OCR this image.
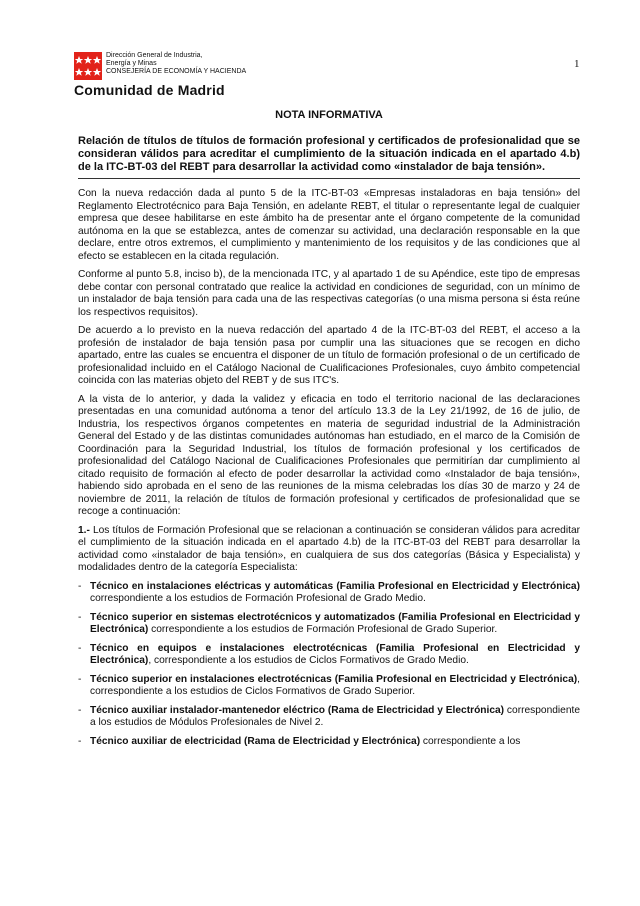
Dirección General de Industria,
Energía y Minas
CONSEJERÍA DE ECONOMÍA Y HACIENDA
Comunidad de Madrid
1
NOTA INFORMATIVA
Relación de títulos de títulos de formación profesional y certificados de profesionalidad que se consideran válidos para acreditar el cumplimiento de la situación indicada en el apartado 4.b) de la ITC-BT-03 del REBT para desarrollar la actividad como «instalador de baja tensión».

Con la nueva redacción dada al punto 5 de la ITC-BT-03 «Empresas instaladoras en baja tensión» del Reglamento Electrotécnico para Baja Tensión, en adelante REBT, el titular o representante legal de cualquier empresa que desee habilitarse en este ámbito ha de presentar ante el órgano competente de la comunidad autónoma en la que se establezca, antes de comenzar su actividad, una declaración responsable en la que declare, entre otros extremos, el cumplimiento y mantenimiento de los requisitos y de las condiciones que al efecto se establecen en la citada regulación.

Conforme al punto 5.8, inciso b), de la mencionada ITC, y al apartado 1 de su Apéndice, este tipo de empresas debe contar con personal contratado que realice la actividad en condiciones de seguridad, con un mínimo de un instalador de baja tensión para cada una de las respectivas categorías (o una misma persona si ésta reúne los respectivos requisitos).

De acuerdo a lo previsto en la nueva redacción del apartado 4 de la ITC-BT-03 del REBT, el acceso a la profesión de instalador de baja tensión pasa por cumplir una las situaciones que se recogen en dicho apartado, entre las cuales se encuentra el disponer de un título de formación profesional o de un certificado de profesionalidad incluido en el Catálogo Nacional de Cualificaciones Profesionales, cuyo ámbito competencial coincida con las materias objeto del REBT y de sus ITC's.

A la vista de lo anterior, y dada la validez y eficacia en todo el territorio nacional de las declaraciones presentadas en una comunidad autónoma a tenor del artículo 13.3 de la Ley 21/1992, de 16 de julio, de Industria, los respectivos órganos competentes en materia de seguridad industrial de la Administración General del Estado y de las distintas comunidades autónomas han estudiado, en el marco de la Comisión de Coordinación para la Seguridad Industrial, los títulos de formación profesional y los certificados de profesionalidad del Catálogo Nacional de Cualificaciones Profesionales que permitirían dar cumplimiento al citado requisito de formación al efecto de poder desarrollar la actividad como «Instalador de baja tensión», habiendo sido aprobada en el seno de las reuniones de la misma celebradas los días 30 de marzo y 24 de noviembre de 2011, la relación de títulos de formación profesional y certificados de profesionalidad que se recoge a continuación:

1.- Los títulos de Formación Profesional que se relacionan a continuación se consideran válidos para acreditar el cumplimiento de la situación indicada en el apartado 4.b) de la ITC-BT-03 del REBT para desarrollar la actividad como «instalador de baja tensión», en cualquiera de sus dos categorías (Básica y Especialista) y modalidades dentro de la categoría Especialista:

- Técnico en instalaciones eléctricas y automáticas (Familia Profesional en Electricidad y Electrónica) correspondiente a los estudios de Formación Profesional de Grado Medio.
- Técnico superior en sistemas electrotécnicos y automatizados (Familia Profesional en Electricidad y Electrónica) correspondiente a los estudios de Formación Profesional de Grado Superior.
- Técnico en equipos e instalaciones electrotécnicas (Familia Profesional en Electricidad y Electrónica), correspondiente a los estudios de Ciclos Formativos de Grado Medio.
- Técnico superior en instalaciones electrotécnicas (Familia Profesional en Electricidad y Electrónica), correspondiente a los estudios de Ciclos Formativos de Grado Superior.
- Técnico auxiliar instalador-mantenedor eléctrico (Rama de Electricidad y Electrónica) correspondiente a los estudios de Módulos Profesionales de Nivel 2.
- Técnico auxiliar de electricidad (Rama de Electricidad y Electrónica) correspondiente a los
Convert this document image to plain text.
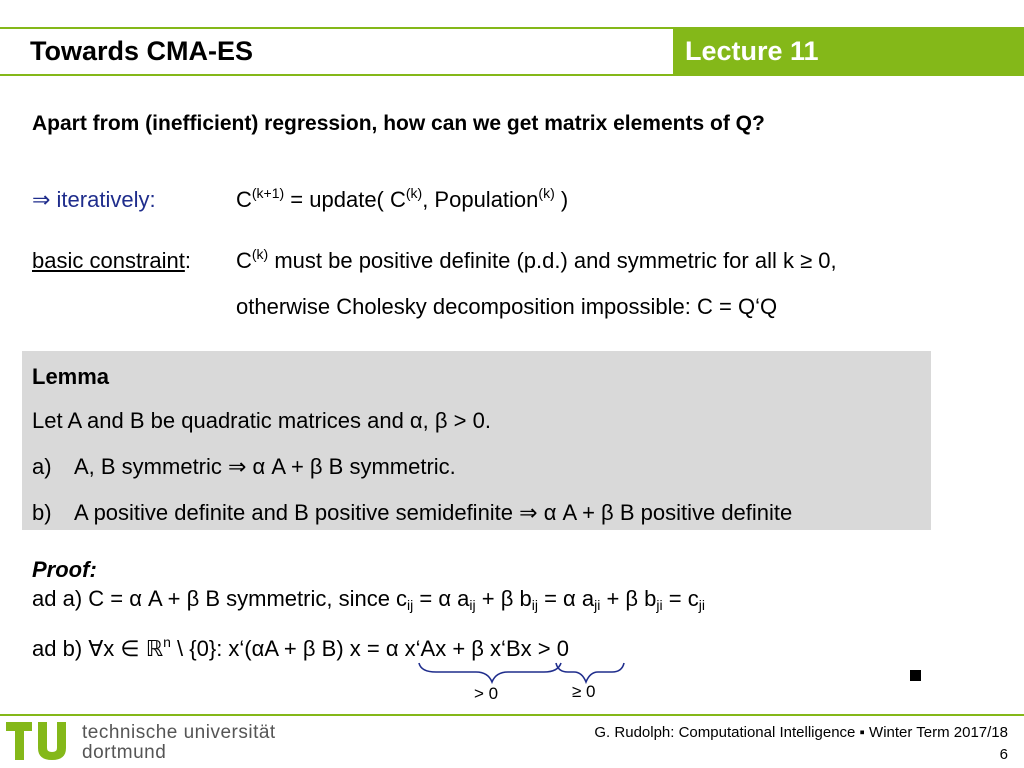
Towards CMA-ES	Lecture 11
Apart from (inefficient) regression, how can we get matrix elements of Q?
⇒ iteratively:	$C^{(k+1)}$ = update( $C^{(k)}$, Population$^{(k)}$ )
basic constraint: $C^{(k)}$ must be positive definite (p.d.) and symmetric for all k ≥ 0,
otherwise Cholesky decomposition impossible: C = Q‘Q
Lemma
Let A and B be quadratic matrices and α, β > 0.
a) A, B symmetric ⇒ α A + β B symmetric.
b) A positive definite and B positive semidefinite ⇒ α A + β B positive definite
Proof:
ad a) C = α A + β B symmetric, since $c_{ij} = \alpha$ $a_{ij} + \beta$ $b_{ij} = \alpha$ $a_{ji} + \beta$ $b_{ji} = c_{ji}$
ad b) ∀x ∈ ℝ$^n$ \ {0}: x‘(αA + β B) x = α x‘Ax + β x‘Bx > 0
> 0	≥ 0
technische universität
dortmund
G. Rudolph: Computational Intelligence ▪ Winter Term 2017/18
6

· · · · ·

Task prompt:
Print the complete listing exactly as it stands, without its pictures.

Completed task:
OCR this image.
Dirección General de Industria,
Energía y Minas
CONSEJERÍA DE ECONOMÍA Y HACIENDA
Comunidad de Madrid
1
NOTA INFORMATIVA
Relación de títulos de títulos de formación profesional y certificados de profesionalidad que se consideran válidos para acreditar el cumplimiento de la situación indicada en el apartado 4.b) de la ITC-BT-03 del REBT para desarrollar la actividad como «instalador de baja tensión».

Con la nueva redacción dada al punto 5 de la ITC-BT-03 «Empresas instaladoras en baja tensión» del Reglamento Electrotécnico para Baja Tensión, en adelante REBT, el titular o representante legal de cualquier empresa que desee habilitarse en este ámbito ha de presentar ante el órgano competente de la comunidad autónoma en la que se establezca, antes de comenzar su actividad, una declaración responsable en la que declare, entre otros extremos, el cumplimiento y mantenimiento de los requisitos y de las condiciones que al efecto se establecen en la citada regulación.

Conforme al punto 5.8, inciso b), de la mencionada ITC, y al apartado 1 de su Apéndice, este tipo de empresas debe contar con personal contratado que realice la actividad en condiciones de seguridad, con un mínimo de un instalador de baja tensión para cada una de las respectivas categorías (o una misma persona si ésta reúne los respectivos requisitos).

De acuerdo a lo previsto en la nueva redacción del apartado 4 de la ITC-BT-03 del REBT, el acceso a la profesión de instalador de baja tensión pasa por cumplir una las situaciones que se recogen en dicho apartado, entre las cuales se encuentra el disponer de un título de formación profesional o de un certificado de profesionalidad incluido en el Catálogo Nacional de Cualificaciones Profesionales, cuyo ámbito competencial coincida con las materias objeto del REBT y de sus ITC's.

A la vista de lo anterior, y dada la validez y eficacia en todo el territorio nacional de las declaraciones presentadas en una comunidad autónoma a tenor del artículo 13.3 de la Ley 21/1992, de 16 de julio, de Industria, los respectivos órganos competentes en materia de seguridad industrial de la Administración General del Estado y de las distintas comunidades autónomas han estudiado, en el marco de la Comisión de Coordinación para la Seguridad Industrial, los títulos de formación profesional y los certificados de profesionalidad del Catálogo Nacional de Cualificaciones Profesionales que permitirían dar cumplimiento al citado requisito de formación al efecto de poder desarrollar la actividad como «Instalador de baja tensión», habiendo sido aprobada en el seno de las reuniones de la misma celebradas los días 30 de marzo y 24 de noviembre de 2011, la relación de títulos de formación profesional y certificados de profesionalidad que se recoge a continuación:

1.- Los títulos de Formación Profesional que se relacionan a continuación se consideran válidos para acreditar el cumplimiento de la situación indicada en el apartado 4.b) de la ITC-BT-03 del REBT para desarrollar la actividad como «instalador de baja tensión», en cualquiera de sus dos categorías (Básica y Especialista) y modalidades dentro de la categoría Especialista:

- Técnico en instalaciones eléctricas y automáticas (Familia Profesional en Electricidad y Electrónica) correspondiente a los estudios de Formación Profesional de Grado Medio.
- Técnico superior en sistemas electrotécnicos y automatizados (Familia Profesional en Electricidad y Electrónica) correspondiente a los estudios de Formación Profesional de Grado Superior.
- Técnico en equipos e instalaciones electrotécnicas (Familia Profesional en Electricidad y Electrónica), correspondiente a los estudios de Ciclos Formativos de Grado Medio.
- Técnico superior en instalaciones electrotécnicas (Familia Profesional en Electricidad y Electrónica), correspondiente a los estudios de Ciclos Formativos de Grado Superior.
- Técnico auxiliar instalador-mantenedor eléctrico (Rama de Electricidad y Electrónica) correspondiente a los estudios de Módulos Profesionales de Nivel 2.
- Técnico auxiliar de electricidad (Rama de Electricidad y Electrónica) correspondiente a los
Convert this document image to plain text.
Towards CMA-ES	Lecture 11
Apart from (inefficient) regression, how can we get matrix elements of Q?
⇒ iteratively:	$C^{(k+1)}$ = update( $C^{(k)}$, Population$^{(k)}$ )
basic constraint: $C^{(k)}$ must be positive definite (p.d.) and symmetric for all k ≥ 0,
otherwise Cholesky decomposition impossible: C = Q‘Q
Lemma
Let A and B be quadratic matrices and α, β > 0.
a) A, B symmetric ⇒ α A + β B symmetric.
b) A positive definite and B positive semidefinite ⇒ α A + β B positive definite
Proof:
ad a) C = α A + β B symmetric, since $c_{ij} = \alpha$ $a_{ij} + \beta$ $b_{ij} = \alpha$ $a_{ji} + \beta$ $b_{ji} = c_{ji}$
ad b) ∀x ∈ ℝ$^n$ \ {0}: x‘(αA + β B) x = α x‘Ax + β x‘Bx > 0
> 0	≥ 0
technische universität
dortmund
G. Rudolph: Computational Intelligence ▪ Winter Term 2017/18
6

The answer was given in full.